**Directions:**
Please give the entries again in full and exactly, without any picture.

**Task material:**
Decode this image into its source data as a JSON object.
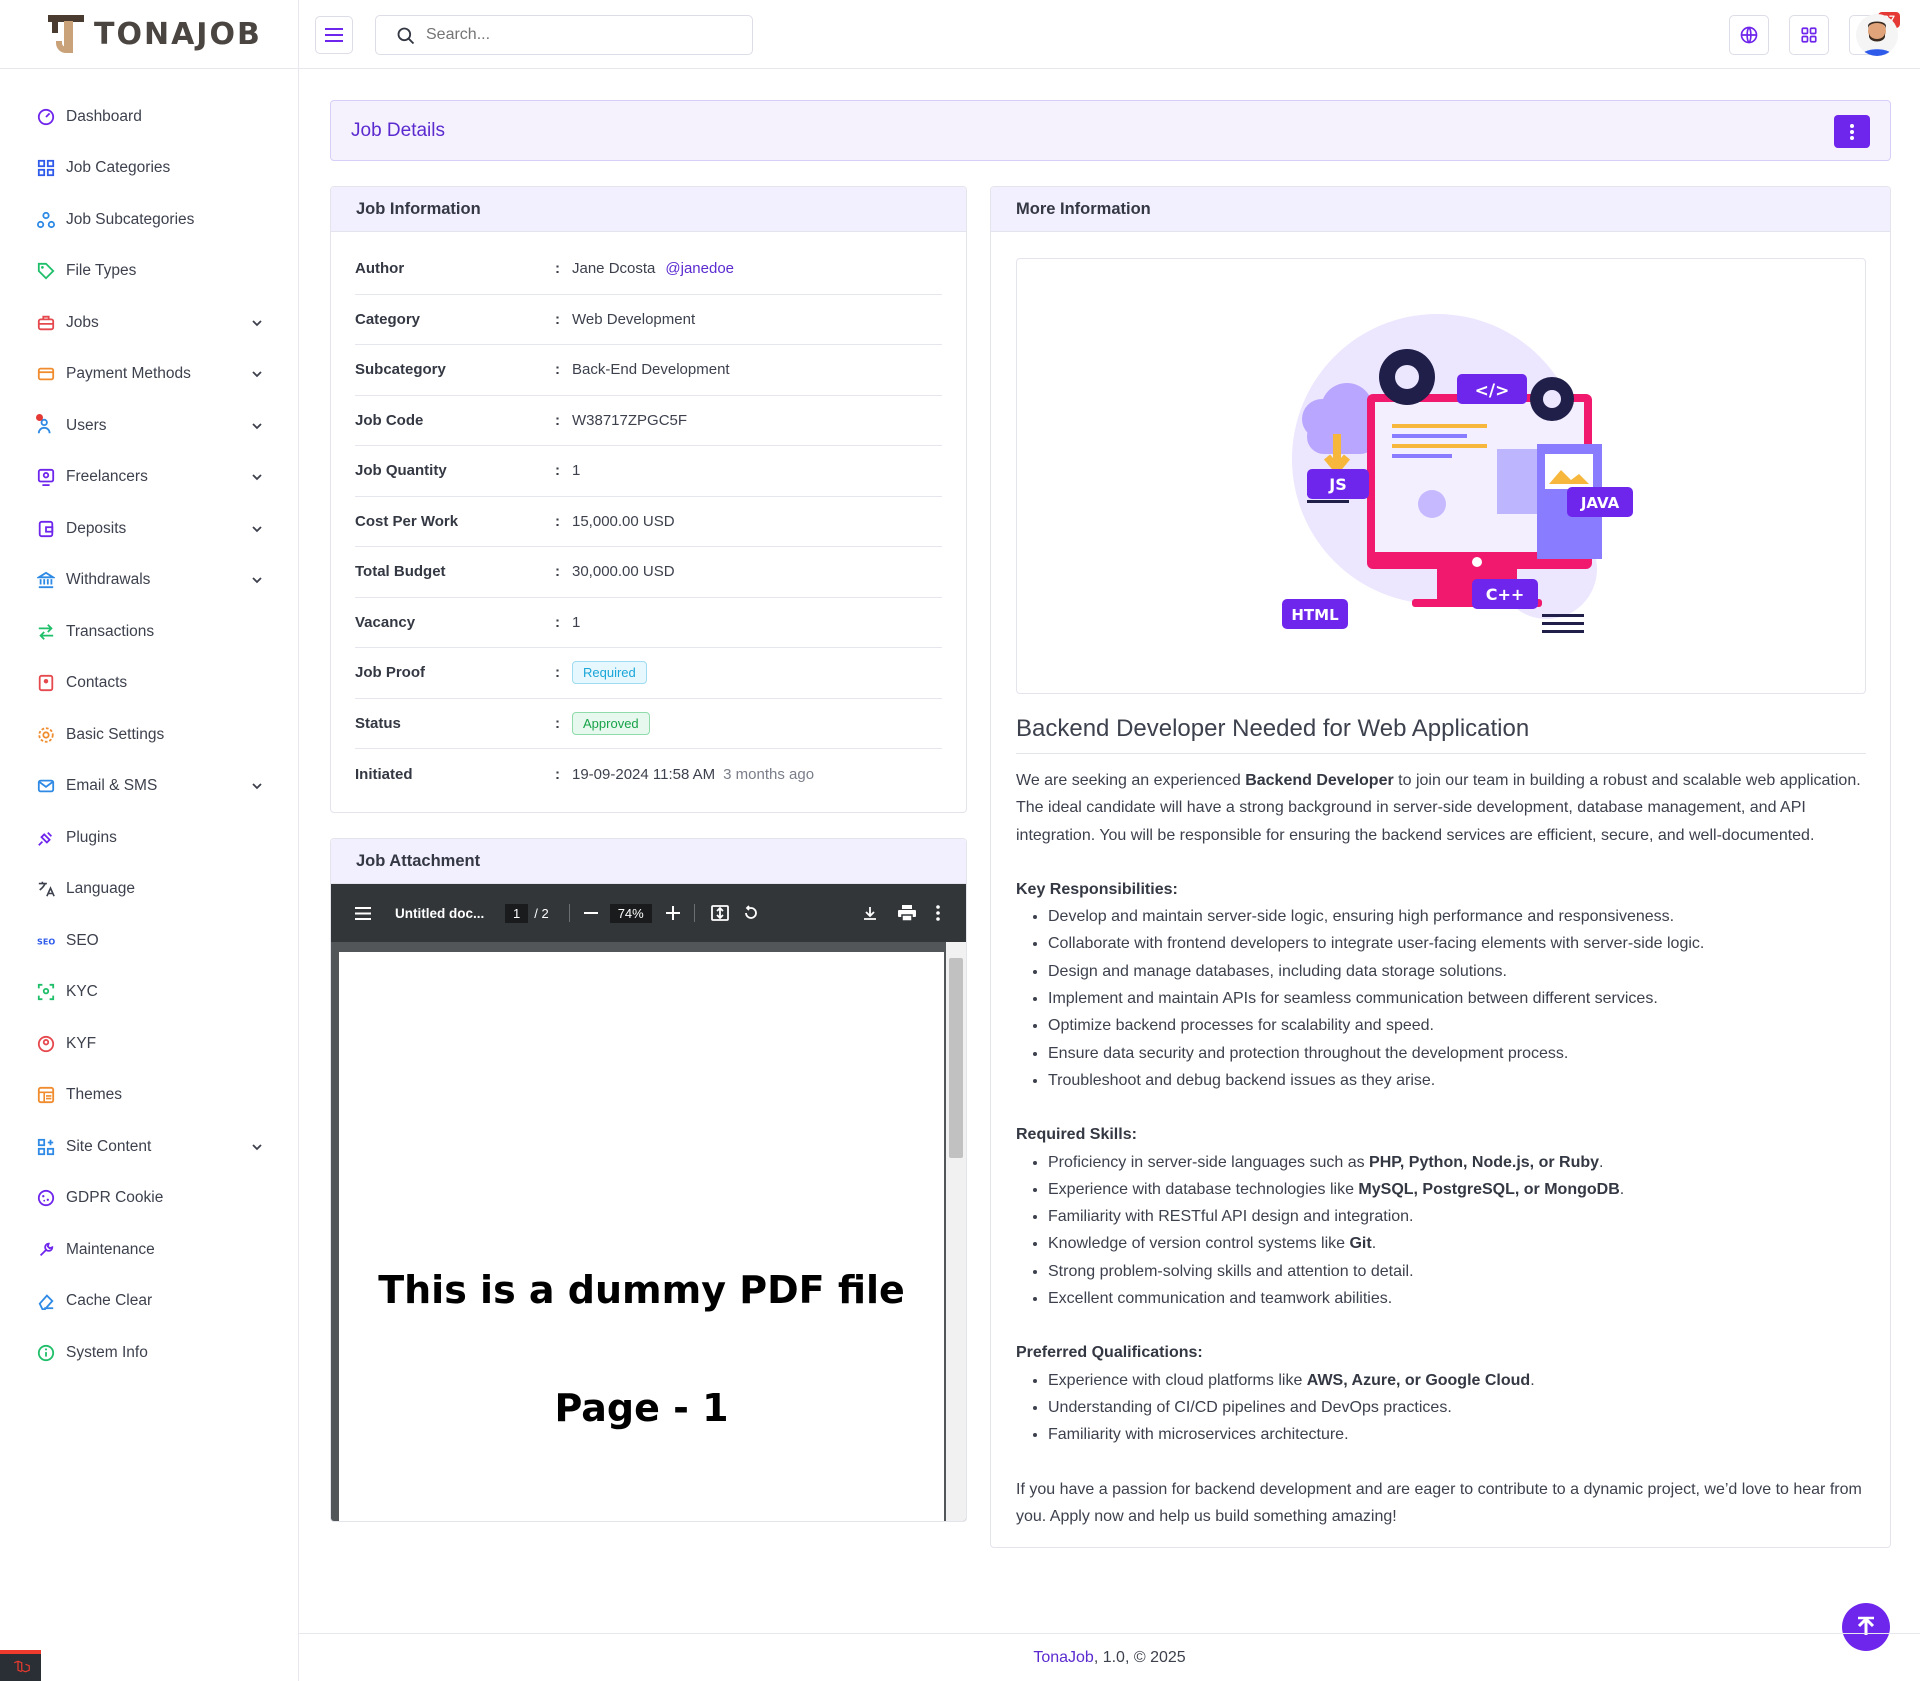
{
  "brand": {
    "logo_text": "TONAJOB"
  },
  "search": {
    "placeholder": "Search..."
  },
  "header": {
    "notification_count": "27"
  },
  "sidebar": {
    "items": [
      {
        "label": "Dashboard",
        "icon": "dashboard-icon",
        "color": "#6f26ec",
        "caret": false
      },
      {
        "label": "Job Categories",
        "icon": "grid-icon",
        "color": "#2f5bea",
        "caret": false
      },
      {
        "label": "Job Subcategories",
        "icon": "sitemap-icon",
        "color": "#2f8ae5",
        "caret": false
      },
      {
        "label": "File Types",
        "icon": "tag-icon",
        "color": "#1fbf6a",
        "caret": false
      },
      {
        "label": "Jobs",
        "icon": "briefcase-icon",
        "color": "#e5484d",
        "caret": true
      },
      {
        "label": "Payment Methods",
        "icon": "credit-card-icon",
        "color": "#f08c2e",
        "caret": true
      },
      {
        "label": "Users",
        "icon": "users-icon",
        "color": "#2f8ae5",
        "caret": true
      },
      {
        "label": "Freelancers",
        "icon": "freelancer-icon",
        "color": "#6f26ec",
        "caret": true
      },
      {
        "label": "Deposits",
        "icon": "wallet-icon",
        "color": "#6f26ec",
        "caret": true
      },
      {
        "label": "Withdrawals",
        "icon": "bank-icon",
        "color": "#2f8ae5",
        "caret": true
      },
      {
        "label": "Transactions",
        "icon": "arrows-icon",
        "color": "#1fbf6a",
        "caret": false
      },
      {
        "label": "Contacts",
        "icon": "contacts-icon",
        "color": "#e5484d",
        "caret": false
      },
      {
        "label": "Basic Settings",
        "icon": "gear-icon",
        "color": "#f08c2e",
        "caret": false
      },
      {
        "label": "Email & SMS",
        "icon": "mail-icon",
        "color": "#2f8ae5",
        "caret": true
      },
      {
        "label": "Plugins",
        "icon": "plug-icon",
        "color": "#6f26ec",
        "caret": false
      },
      {
        "label": "Language",
        "icon": "translate-icon",
        "color": "#3d414d",
        "caret": false
      },
      {
        "label": "SEO",
        "icon": "seo-icon",
        "color": "#2f5bea",
        "caret": false
      },
      {
        "label": "KYC",
        "icon": "scan-face-icon",
        "color": "#1fbf6a",
        "caret": false
      },
      {
        "label": "KYF",
        "icon": "badge-user-icon",
        "color": "#e5484d",
        "caret": false
      },
      {
        "label": "Themes",
        "icon": "themes-icon",
        "color": "#f08c2e",
        "caret": false
      },
      {
        "label": "Site Content",
        "icon": "blocks-icon",
        "color": "#2f8ae5",
        "caret": true
      },
      {
        "label": "GDPR Cookie",
        "icon": "cookie-icon",
        "color": "#6f26ec",
        "caret": false
      },
      {
        "label": "Maintenance",
        "icon": "wrench-icon",
        "color": "#6f26ec",
        "caret": false
      },
      {
        "label": "Cache Clear",
        "icon": "eraser-icon",
        "color": "#2f8ae5",
        "caret": false
      },
      {
        "label": "System Info",
        "icon": "info-icon",
        "color": "#1fbf6a",
        "caret": false
      }
    ]
  },
  "page": {
    "title": "Job Details"
  },
  "job_info": {
    "title": "Job Information",
    "author_name": "Jane Dcosta",
    "author_username": "@janedoe",
    "rows": [
      {
        "label": "Author"
      },
      {
        "label": "Category",
        "value": "Web Development"
      },
      {
        "label": "Subcategory",
        "value": "Back-End Development"
      },
      {
        "label": "Job Code",
        "value": "W38717ZPGC5F"
      },
      {
        "label": "Job Quantity",
        "value": "1"
      },
      {
        "label": "Cost Per Work",
        "value": "15,000.00 USD"
      },
      {
        "label": "Total Budget",
        "value": "30,000.00 USD"
      },
      {
        "label": "Vacancy",
        "value": "1"
      },
      {
        "label": "Job Proof",
        "value": "Required"
      },
      {
        "label": "Status",
        "value": "Approved"
      },
      {
        "label": "Initiated",
        "value": "19-09-2024 11:58 AM"
      }
    ],
    "initiated_ago": "3 months ago",
    "colon": ":"
  },
  "attachment": {
    "title": "Job Attachment",
    "file_name": "Untitled doc...",
    "page_current": "1",
    "page_total": "/ 2",
    "zoom": "74%",
    "pdf_line1": "This is a dummy PDF file",
    "pdf_line2": "Page - 1"
  },
  "more_info": {
    "title": "More Information",
    "illustration_labels": {
      "js": "JS",
      "java": "JAVA",
      "html": "HTML",
      "cpp": "C++",
      "code": "</>"
    },
    "job_title": "Backend Developer Needed for Web Application",
    "intro_before": "We are seeking an experienced ",
    "intro_bold": "Backend Developer",
    "intro_after": " to join our team in building a robust and scalable web application. The ideal candidate will have a strong background in server-side development, database management, and API integration. You will be responsible for ensuring the backend services are efficient, secure, and well-documented.",
    "resp_heading": "Key Responsibilities:",
    "responsibilities": [
      "Develop and maintain server-side logic, ensuring high performance and responsiveness.",
      "Collaborate with frontend developers to integrate user-facing elements with server-side logic.",
      "Design and manage databases, including data storage solutions.",
      "Implement and maintain APIs for seamless communication between different services.",
      "Optimize backend processes for scalability and speed.",
      "Ensure data security and protection throughout the development process.",
      "Troubleshoot and debug backend issues as they arise."
    ],
    "skills_heading": "Required Skills:",
    "skills": [
      {
        "text": "Proficiency in server-side languages such as ",
        "bold": "PHP, Python, Node.js, or Ruby",
        "end": "."
      },
      {
        "text": "Experience with database technologies like ",
        "bold": "MySQL, PostgreSQL, or MongoDB",
        "end": "."
      },
      {
        "text": "Familiarity with RESTful API design and integration.",
        "bold": "",
        "end": ""
      },
      {
        "text": "Knowledge of version control systems like ",
        "bold": "Git",
        "end": "."
      },
      {
        "text": "Strong problem-solving skills and attention to detail.",
        "bold": "",
        "end": ""
      },
      {
        "text": "Excellent communication and teamwork abilities.",
        "bold": "",
        "end": ""
      }
    ],
    "pref_heading": "Preferred Qualifications:",
    "preferred": [
      {
        "text": "Experience with cloud platforms like ",
        "bold": "AWS, Azure, or Google Cloud",
        "end": "."
      },
      {
        "text": "Understanding of CI/CD pipelines and DevOps practices.",
        "bold": "",
        "end": ""
      },
      {
        "text": "Familiarity with microservices architecture.",
        "bold": "",
        "end": ""
      }
    ],
    "closing": "If you have a passion for backend development and are eager to contribute to a dynamic project, we’d love to hear from you. Apply now and help us build something amazing!"
  },
  "footer": {
    "brand": "TonaJob",
    "rest": ", 1.0, © 2025"
  },
  "colors": {
    "accent": "#6f26ec",
    "accent_text": "#5b2bd0",
    "card_head_bg": "#f2efff"
  }
}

**The reply:**
Decode this image into its source data as a JSON object.
{
  "brand": {
    "logo_text": "TONAJOB"
  },
  "search": {
    "placeholder": "Search..."
  },
  "header": {
    "notification_count": "27"
  },
  "sidebar": {
    "items": [
      {
        "label": "Dashboard",
        "icon": "dashboard-icon",
        "color": "#6f26ec",
        "caret": false
      },
      {
        "label": "Job Categories",
        "icon": "grid-icon",
        "color": "#2f5bea",
        "caret": false
      },
      {
        "label": "Job Subcategories",
        "icon": "sitemap-icon",
        "color": "#2f8ae5",
        "caret": false
      },
      {
        "label": "File Types",
        "icon": "tag-icon",
        "color": "#1fbf6a",
        "caret": false
      },
      {
        "label": "Jobs",
        "icon": "briefcase-icon",
        "color": "#e5484d",
        "caret": true
      },
      {
        "label": "Payment Methods",
        "icon": "credit-card-icon",
        "color": "#f08c2e",
        "caret": true
      },
      {
        "label": "Users",
        "icon": "users-icon",
        "color": "#2f8ae5",
        "caret": true
      },
      {
        "label": "Freelancers",
        "icon": "freelancer-icon",
        "color": "#6f26ec",
        "caret": true
      },
      {
        "label": "Deposits",
        "icon": "wallet-icon",
        "color": "#6f26ec",
        "caret": true
      },
      {
        "label": "Withdrawals",
        "icon": "bank-icon",
        "color": "#2f8ae5",
        "caret": true
      },
      {
        "label": "Transactions",
        "icon": "arrows-icon",
        "color": "#1fbf6a",
        "caret": false
      },
      {
        "label": "Contacts",
        "icon": "contacts-icon",
        "color": "#e5484d",
        "caret": false
      },
      {
        "label": "Basic Settings",
        "icon": "gear-icon",
        "color": "#f08c2e",
        "caret": false
      },
      {
        "label": "Email & SMS",
        "icon": "mail-icon",
        "color": "#2f8ae5",
        "caret": true
      },
      {
        "label": "Plugins",
        "icon": "plug-icon",
        "color": "#6f26ec",
        "caret": false
      },
      {
        "label": "Language",
        "icon": "translate-icon",
        "color": "#3d414d",
        "caret": false
      },
      {
        "label": "SEO",
        "icon": "seo-icon",
        "color": "#2f5bea",
        "caret": false
      },
      {
        "label": "KYC",
        "icon": "scan-face-icon",
        "color": "#1fbf6a",
        "caret": false
      },
      {
        "label": "KYF",
        "icon": "badge-user-icon",
        "color": "#e5484d",
        "caret": false
      },
      {
        "label": "Themes",
        "icon": "themes-icon",
        "color": "#f08c2e",
        "caret": false
      },
      {
        "label": "Site Content",
        "icon": "blocks-icon",
        "color": "#2f8ae5",
        "caret": true
      },
      {
        "label": "GDPR Cookie",
        "icon": "cookie-icon",
        "color": "#6f26ec",
        "caret": false
      },
      {
        "label": "Maintenance",
        "icon": "wrench-icon",
        "color": "#6f26ec",
        "caret": false
      },
      {
        "label": "Cache Clear",
        "icon": "eraser-icon",
        "color": "#2f8ae5",
        "caret": false
      },
      {
        "label": "System Info",
        "icon": "info-icon",
        "color": "#1fbf6a",
        "caret": false
      }
    ]
  },
  "page": {
    "title": "Job Details"
  },
  "job_info": {
    "title": "Job Information",
    "author_name": "Jane Dcosta",
    "author_username": "@janedoe",
    "rows": [
      {
        "label": "Author"
      },
      {
        "label": "Category",
        "value": "Web Development"
      },
      {
        "label": "Subcategory",
        "value": "Back-End Development"
      },
      {
        "label": "Job Code",
        "value": "W38717ZPGC5F"
      },
      {
        "label": "Job Quantity",
        "value": "1"
      },
      {
        "label": "Cost Per Work",
        "value": "15,000.00 USD"
      },
      {
        "label": "Total Budget",
        "value": "30,000.00 USD"
      },
      {
        "label": "Vacancy",
        "value": "1"
      },
      {
        "label": "Job Proof",
        "value": "Required"
      },
      {
        "label": "Status",
        "value": "Approved"
      },
      {
        "label": "Initiated",
        "value": "19-09-2024 11:58 AM"
      }
    ],
    "initiated_ago": "3 months ago",
    "colon": ":"
  },
  "attachment": {
    "title": "Job Attachment",
    "file_name": "Untitled doc...",
    "page_current": "1",
    "page_total": "/ 2",
    "zoom": "74%",
    "pdf_line1": "This is a dummy PDF file",
    "pdf_line2": "Page - 1"
  },
  "more_info": {
    "title": "More Information",
    "illustration_labels": {
      "js": "JS",
      "java": "JAVA",
      "html": "HTML",
      "cpp": "C++",
      "code": "</>"
    },
    "job_title": "Backend Developer Needed for Web Application",
    "intro_before": "We are seeking an experienced ",
    "intro_bold": "Backend Developer",
    "intro_after": " to join our team in building a robust and scalable web application. The ideal candidate will have a strong background in server-side development, database management, and API integration. You will be responsible for ensuring the backend services are efficient, secure, and well-documented.",
    "resp_heading": "Key Responsibilities:",
    "responsibilities": [
      "Develop and maintain server-side logic, ensuring high performance and responsiveness.",
      "Collaborate with frontend developers to integrate user-facing elements with server-side logic.",
      "Design and manage databases, including data storage solutions.",
      "Implement and maintain APIs for seamless communication between different services.",
      "Optimize backend processes for scalability and speed.",
      "Ensure data security and protection throughout the development process.",
      "Troubleshoot and debug backend issues as they arise."
    ],
    "skills_heading": "Required Skills:",
    "skills": [
      {
        "text": "Proficiency in server-side languages such as ",
        "bold": "PHP, Python, Node.js, or Ruby",
        "end": "."
      },
      {
        "text": "Experience with database technologies like ",
        "bold": "MySQL, PostgreSQL, or MongoDB",
        "end": "."
      },
      {
        "text": "Familiarity with RESTful API design and integration.",
        "bold": "",
        "end": ""
      },
      {
        "text": "Knowledge of version control systems like ",
        "bold": "Git",
        "end": "."
      },
      {
        "text": "Strong problem-solving skills and attention to detail.",
        "bold": "",
        "end": ""
      },
      {
        "text": "Excellent communication and teamwork abilities.",
        "bold": "",
        "end": ""
      }
    ],
    "pref_heading": "Preferred Qualifications:",
    "preferred": [
      {
        "text": "Experience with cloud platforms like ",
        "bold": "AWS, Azure, or Google Cloud",
        "end": "."
      },
      {
        "text": "Understanding of CI/CD pipelines and DevOps practices.",
        "bold": "",
        "end": ""
      },
      {
        "text": "Familiarity with microservices architecture.",
        "bold": "",
        "end": ""
      }
    ],
    "closing": "If you have a passion for backend development and are eager to contribute to a dynamic project, we’d love to hear from you. Apply now and help us build something amazing!"
  },
  "footer": {
    "brand": "TonaJob",
    "rest": ", 1.0, © 2025"
  },
  "colors": {
    "accent": "#6f26ec",
    "accent_text": "#5b2bd0",
    "card_head_bg": "#f2efff"
  }
}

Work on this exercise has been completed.